— AIM —
From the records below, extract all the text exactly and leave the images behind.

— Figure record listings —
++++++

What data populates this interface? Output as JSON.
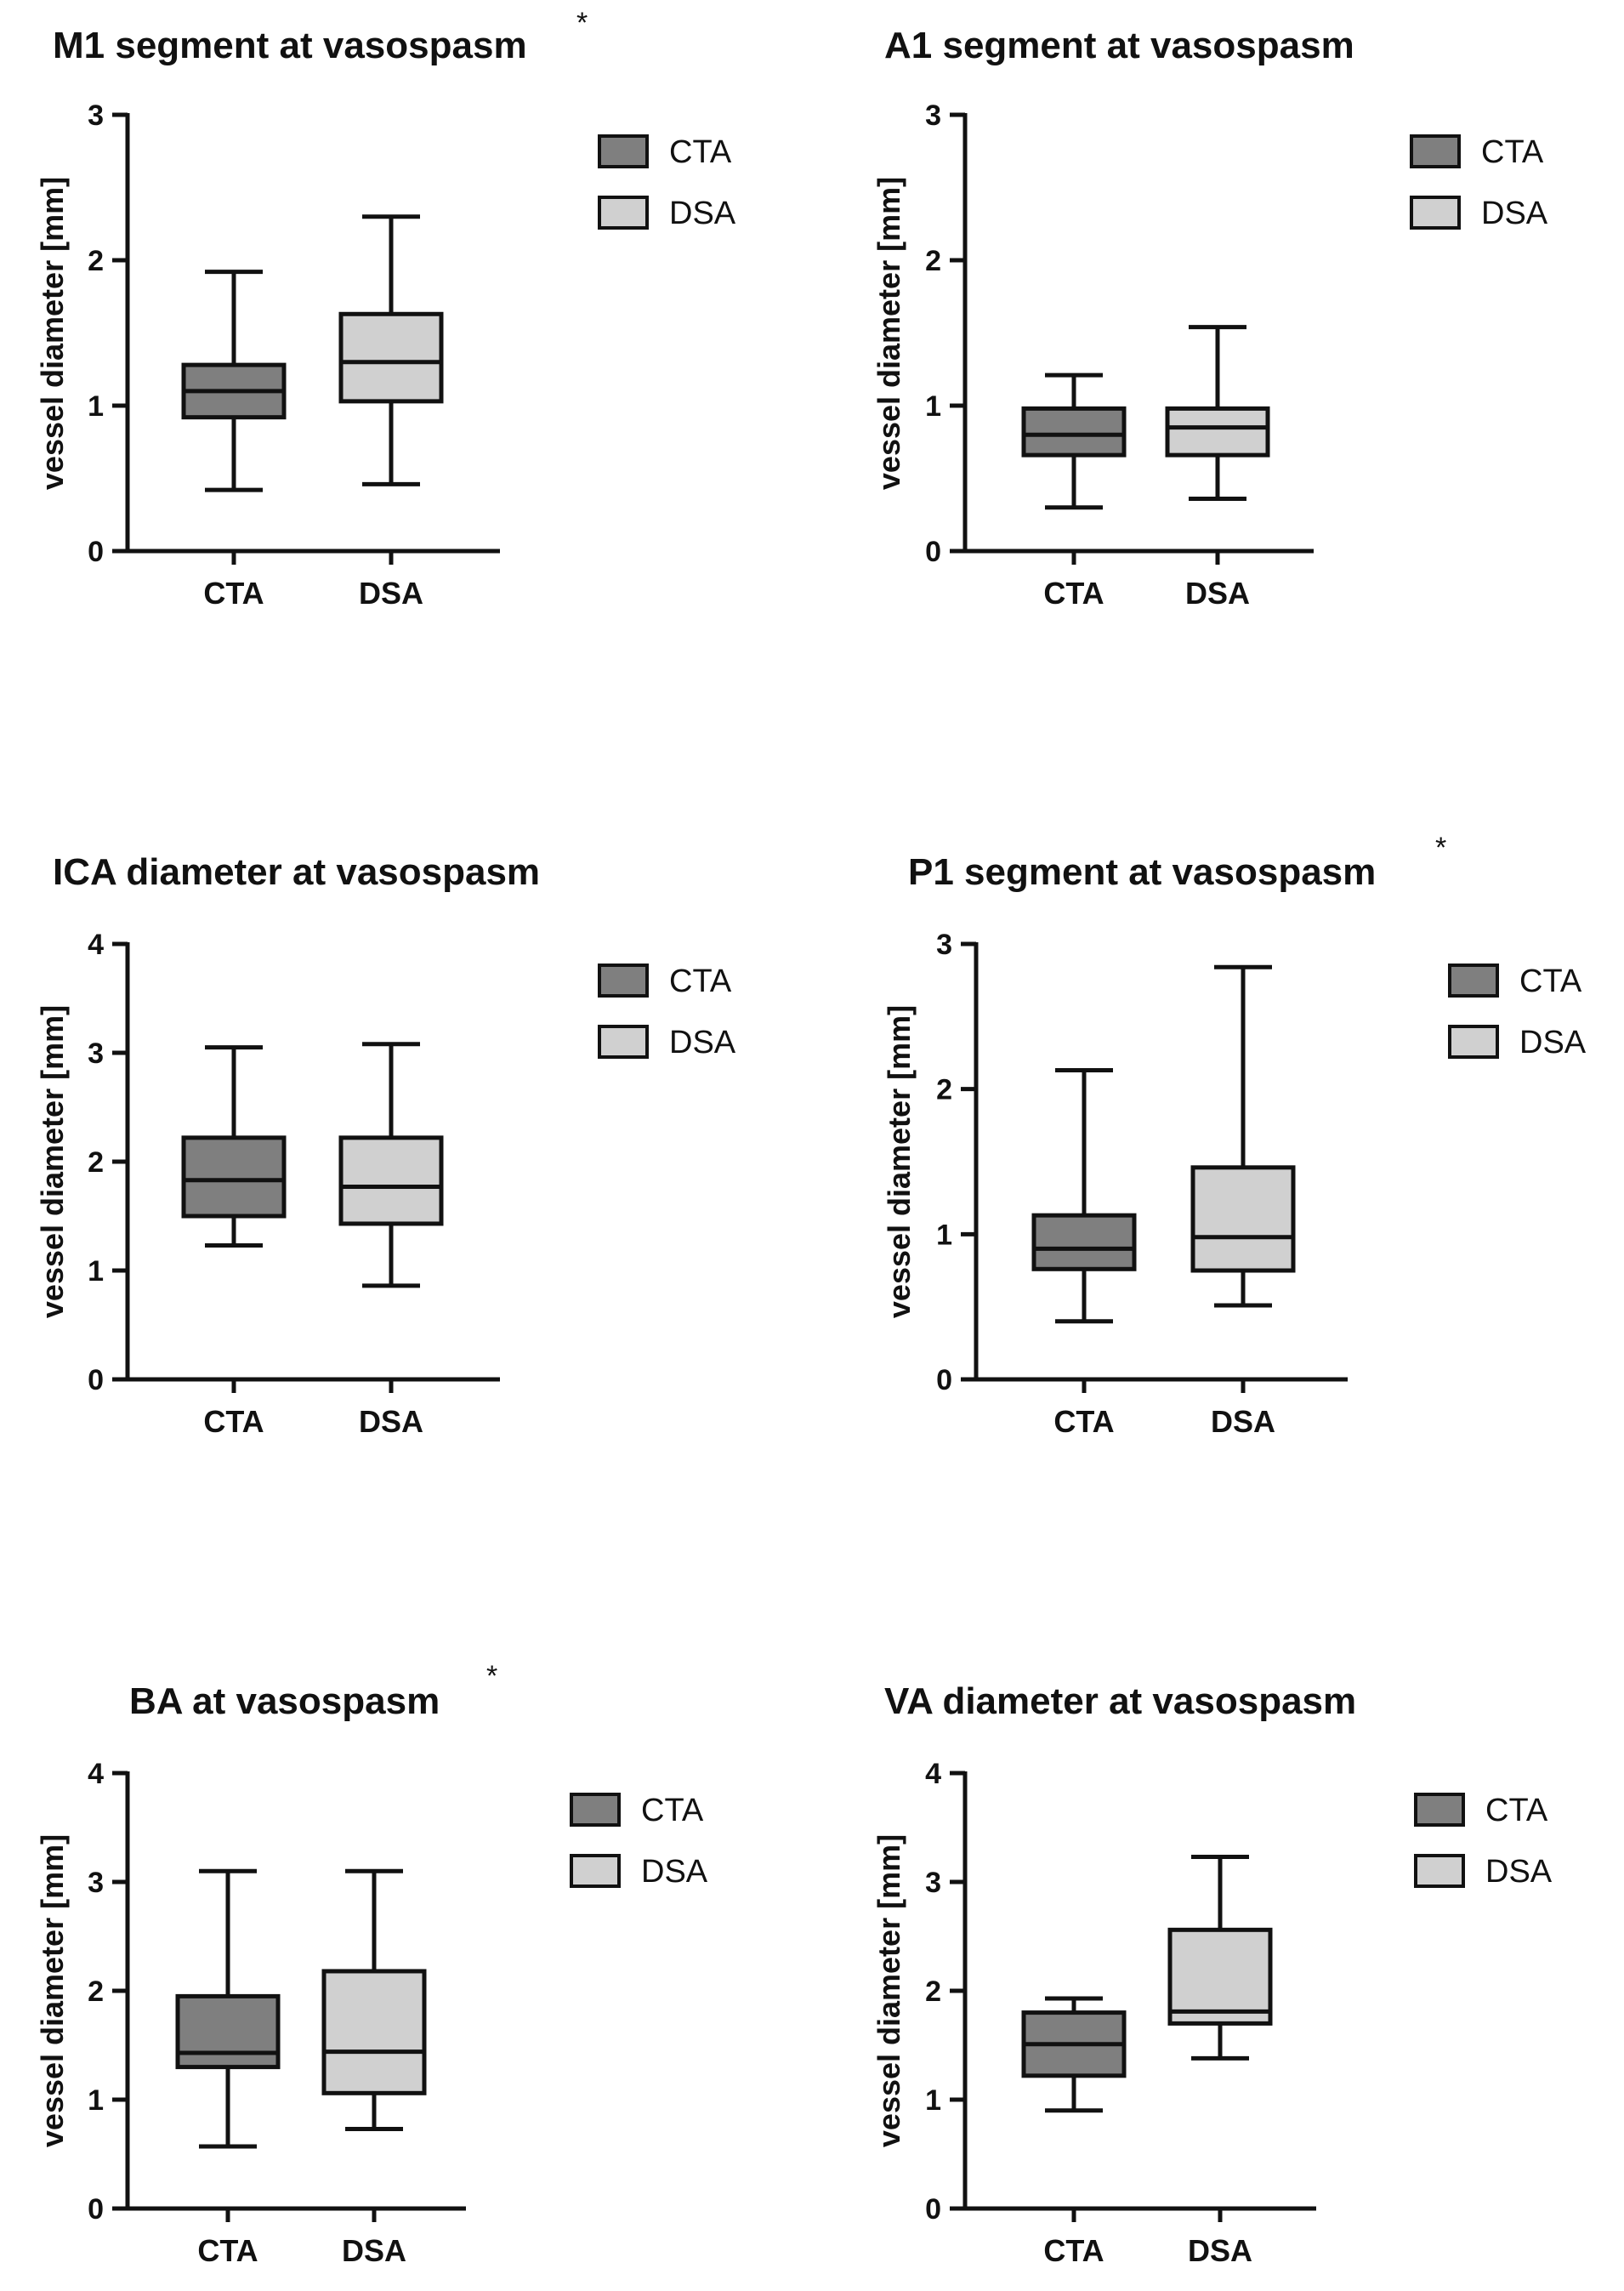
{
  "colors": {
    "CTA": "#7f7f7f",
    "DSA": "#d0d0d0",
    "stroke": "#111111"
  },
  "chart_data": [
    {
      "type": "boxplot",
      "title": "M1 segment at vasospasm",
      "significance": "*",
      "ylabel": "vessel diameter [mm]",
      "ylim": [
        0,
        3
      ],
      "yticks": [
        0,
        1,
        2,
        3
      ],
      "categories": [
        "CTA",
        "DSA"
      ],
      "legend": [
        "CTA",
        "DSA"
      ],
      "boxes": [
        {
          "name": "CTA",
          "min": 0.42,
          "q1": 0.92,
          "median": 1.1,
          "q3": 1.28,
          "max": 1.92
        },
        {
          "name": "DSA",
          "min": 0.46,
          "q1": 1.03,
          "median": 1.3,
          "q3": 1.63,
          "max": 2.3
        }
      ]
    },
    {
      "type": "boxplot",
      "title": "A1 segment at vasospasm",
      "significance": "",
      "ylabel": "vessel diameter [mm]",
      "ylim": [
        0,
        3
      ],
      "yticks": [
        0,
        1,
        2,
        3
      ],
      "categories": [
        "CTA",
        "DSA"
      ],
      "legend": [
        "CTA",
        "DSA"
      ],
      "boxes": [
        {
          "name": "CTA",
          "min": 0.3,
          "q1": 0.66,
          "median": 0.8,
          "q3": 0.98,
          "max": 1.21
        },
        {
          "name": "DSA",
          "min": 0.36,
          "q1": 0.66,
          "median": 0.85,
          "q3": 0.98,
          "max": 1.54
        }
      ]
    },
    {
      "type": "boxplot",
      "title": "ICA diameter at vasospasm",
      "significance": "",
      "ylabel": "vessel diameter [mm]",
      "ylim": [
        0,
        4
      ],
      "yticks": [
        0,
        1,
        2,
        3,
        4
      ],
      "categories": [
        "CTA",
        "DSA"
      ],
      "legend": [
        "CTA",
        "DSA"
      ],
      "boxes": [
        {
          "name": "CTA",
          "min": 1.23,
          "q1": 1.5,
          "median": 1.83,
          "q3": 2.22,
          "max": 3.05
        },
        {
          "name": "DSA",
          "min": 0.86,
          "q1": 1.43,
          "median": 1.77,
          "q3": 2.22,
          "max": 3.08
        }
      ]
    },
    {
      "type": "boxplot",
      "title": "P1 segment at vasospasm",
      "significance": "*",
      "ylabel": "vessel diameter [mm]",
      "ylim": [
        0,
        3
      ],
      "yticks": [
        0,
        1,
        2,
        3
      ],
      "categories": [
        "CTA",
        "DSA"
      ],
      "legend": [
        "CTA",
        "DSA"
      ],
      "boxes": [
        {
          "name": "CTA",
          "min": 0.4,
          "q1": 0.76,
          "median": 0.9,
          "q3": 1.13,
          "max": 2.13
        },
        {
          "name": "DSA",
          "min": 0.51,
          "q1": 0.75,
          "median": 0.98,
          "q3": 1.46,
          "max": 2.84
        }
      ]
    },
    {
      "type": "boxplot",
      "title": "BA at vasospasm",
      "significance": "*",
      "ylabel": "vessel diameter [mm]",
      "ylim": [
        0,
        4
      ],
      "yticks": [
        0,
        1,
        2,
        3,
        4
      ],
      "categories": [
        "CTA",
        "DSA"
      ],
      "legend": [
        "CTA",
        "DSA"
      ],
      "boxes": [
        {
          "name": "CTA",
          "min": 0.57,
          "q1": 1.3,
          "median": 1.43,
          "q3": 1.95,
          "max": 3.1
        },
        {
          "name": "DSA",
          "min": 0.73,
          "q1": 1.06,
          "median": 1.44,
          "q3": 2.18,
          "max": 3.1
        }
      ]
    },
    {
      "type": "boxplot",
      "title": "VA diameter at vasospasm",
      "significance": "",
      "ylabel": "vessel diameter [mm]",
      "ylim": [
        0,
        4
      ],
      "yticks": [
        0,
        1,
        2,
        3,
        4
      ],
      "categories": [
        "CTA",
        "DSA"
      ],
      "legend": [
        "CTA",
        "DSA"
      ],
      "boxes": [
        {
          "name": "CTA",
          "min": 0.9,
          "q1": 1.22,
          "median": 1.51,
          "q3": 1.8,
          "max": 1.93
        },
        {
          "name": "DSA",
          "min": 1.38,
          "q1": 1.7,
          "median": 1.81,
          "q3": 2.56,
          "max": 3.23
        }
      ]
    }
  ]
}
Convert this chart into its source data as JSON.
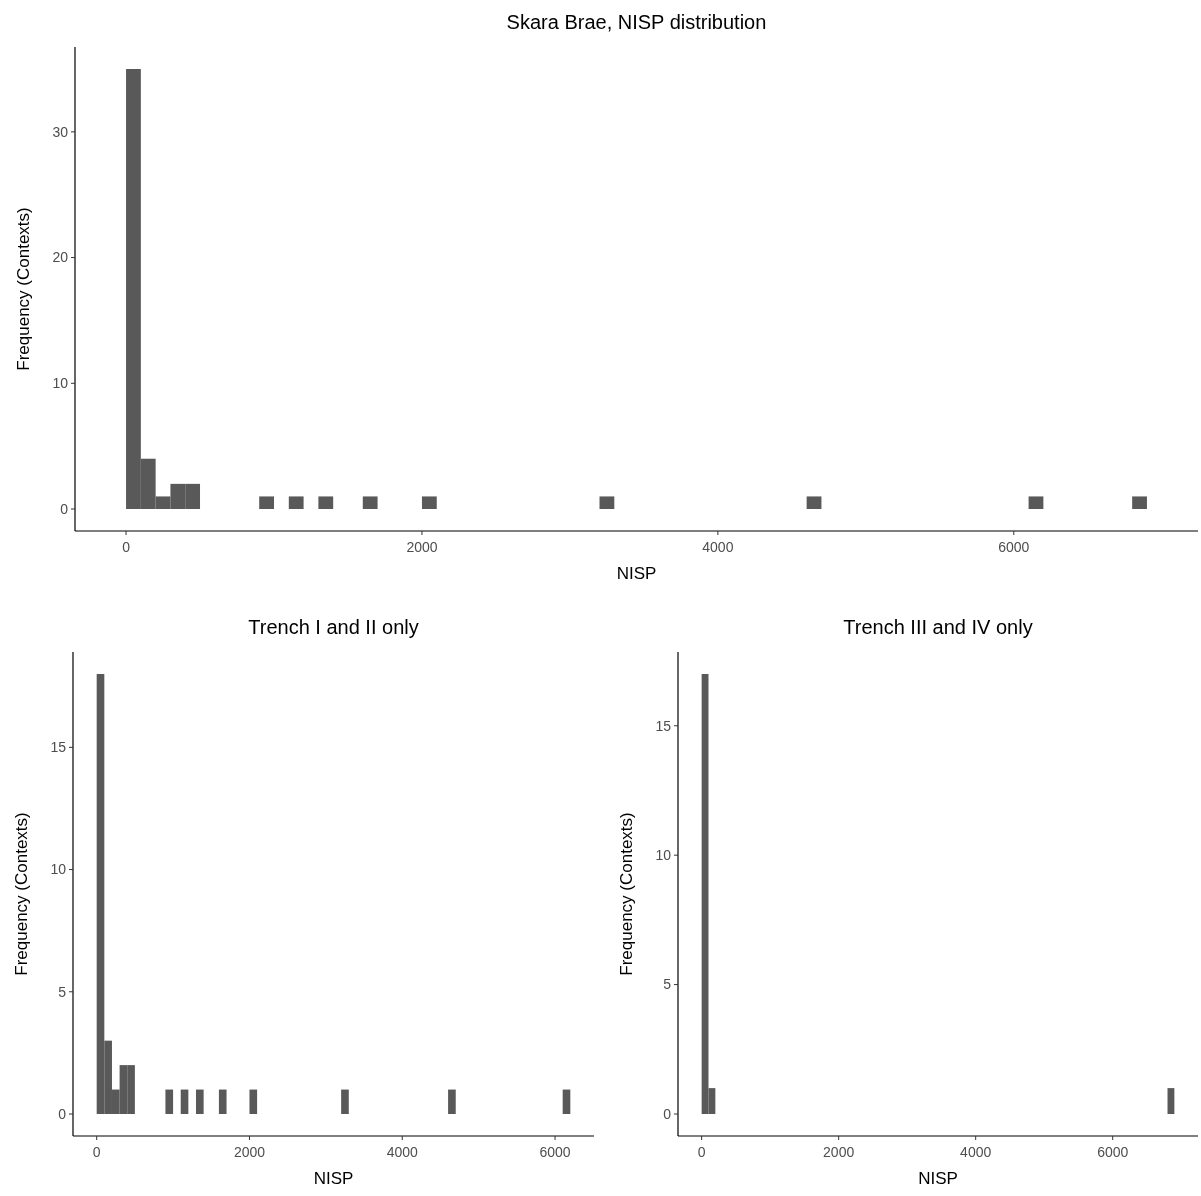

++++++

— REPLY TO THE EXERCISE —
What data populates this interface? Output as JSON.
{
  "colors": {
    "CTA": "#7f7f7f",
    "DSA": "#d0d0d0",
    "stroke": "#111111"
  },
  "chart_data": [
    {
      "type": "boxplot",
      "title": "M1 segment at vasospasm",
      "significance": "*",
      "ylabel": "vessel diameter [mm]",
      "ylim": [
        0,
        3
      ],
      "yticks": [
        0,
        1,
        2,
        3
      ],
      "categories": [
        "CTA",
        "DSA"
      ],
      "legend": [
        "CTA",
        "DSA"
      ],
      "boxes": [
        {
          "name": "CTA",
          "min": 0.42,
          "q1": 0.92,
          "median": 1.1,
          "q3": 1.28,
          "max": 1.92
        },
        {
          "name": "DSA",
          "min": 0.46,
          "q1": 1.03,
          "median": 1.3,
          "q3": 1.63,
          "max": 2.3
        }
      ]
    },
    {
      "type": "boxplot",
      "title": "A1 segment at vasospasm",
      "significance": "",
      "ylabel": "vessel diameter [mm]",
      "ylim": [
        0,
        3
      ],
      "yticks": [
        0,
        1,
        2,
        3
      ],
      "categories": [
        "CTA",
        "DSA"
      ],
      "legend": [
        "CTA",
        "DSA"
      ],
      "boxes": [
        {
          "name": "CTA",
          "min": 0.3,
          "q1": 0.66,
          "median": 0.8,
          "q3": 0.98,
          "max": 1.21
        },
        {
          "name": "DSA",
          "min": 0.36,
          "q1": 0.66,
          "median": 0.85,
          "q3": 0.98,
          "max": 1.54
        }
      ]
    },
    {
      "type": "boxplot",
      "title": "ICA diameter at vasospasm",
      "significance": "",
      "ylabel": "vessel diameter [mm]",
      "ylim": [
        0,
        4
      ],
      "yticks": [
        0,
        1,
        2,
        3,
        4
      ],
      "categories": [
        "CTA",
        "DSA"
      ],
      "legend": [
        "CTA",
        "DSA"
      ],
      "boxes": [
        {
          "name": "CTA",
          "min": 1.23,
          "q1": 1.5,
          "median": 1.83,
          "q3": 2.22,
          "max": 3.05
        },
        {
          "name": "DSA",
          "min": 0.86,
          "q1": 1.43,
          "median": 1.77,
          "q3": 2.22,
          "max": 3.08
        }
      ]
    },
    {
      "type": "boxplot",
      "title": "P1 segment at vasospasm",
      "significance": "*",
      "ylabel": "vessel diameter [mm]",
      "ylim": [
        0,
        3
      ],
      "yticks": [
        0,
        1,
        2,
        3
      ],
      "categories": [
        "CTA",
        "DSA"
      ],
      "legend": [
        "CTA",
        "DSA"
      ],
      "boxes": [
        {
          "name": "CTA",
          "min": 0.4,
          "q1": 0.76,
          "median": 0.9,
          "q3": 1.13,
          "max": 2.13
        },
        {
          "name": "DSA",
          "min": 0.51,
          "q1": 0.75,
          "median": 0.98,
          "q3": 1.46,
          "max": 2.84
        }
      ]
    },
    {
      "type": "boxplot",
      "title": "BA at vasospasm",
      "significance": "*",
      "ylabel": "vessel diameter [mm]",
      "ylim": [
        0,
        4
      ],
      "yticks": [
        0,
        1,
        2,
        3,
        4
      ],
      "categories": [
        "CTA",
        "DSA"
      ],
      "legend": [
        "CTA",
        "DSA"
      ],
      "boxes": [
        {
          "name": "CTA",
          "min": 0.57,
          "q1": 1.3,
          "median": 1.43,
          "q3": 1.95,
          "max": 3.1
        },
        {
          "name": "DSA",
          "min": 0.73,
          "q1": 1.06,
          "median": 1.44,
          "q3": 2.18,
          "max": 3.1
        }
      ]
    },
    {
      "type": "boxplot",
      "title": "VA diameter at vasospasm",
      "significance": "",
      "ylabel": "vessel diameter [mm]",
      "ylim": [
        0,
        4
      ],
      "yticks": [
        0,
        1,
        2,
        3,
        4
      ],
      "categories": [
        "CTA",
        "DSA"
      ],
      "legend": [
        "CTA",
        "DSA"
      ],
      "boxes": [
        {
          "name": "CTA",
          "min": 0.9,
          "q1": 1.22,
          "median": 1.51,
          "q3": 1.8,
          "max": 1.93
        },
        {
          "name": "DSA",
          "min": 1.38,
          "q1": 1.7,
          "median": 1.81,
          "q3": 2.56,
          "max": 3.23
        }
      ]
    }
  ]
}
Convert this chart into its source data as JSON.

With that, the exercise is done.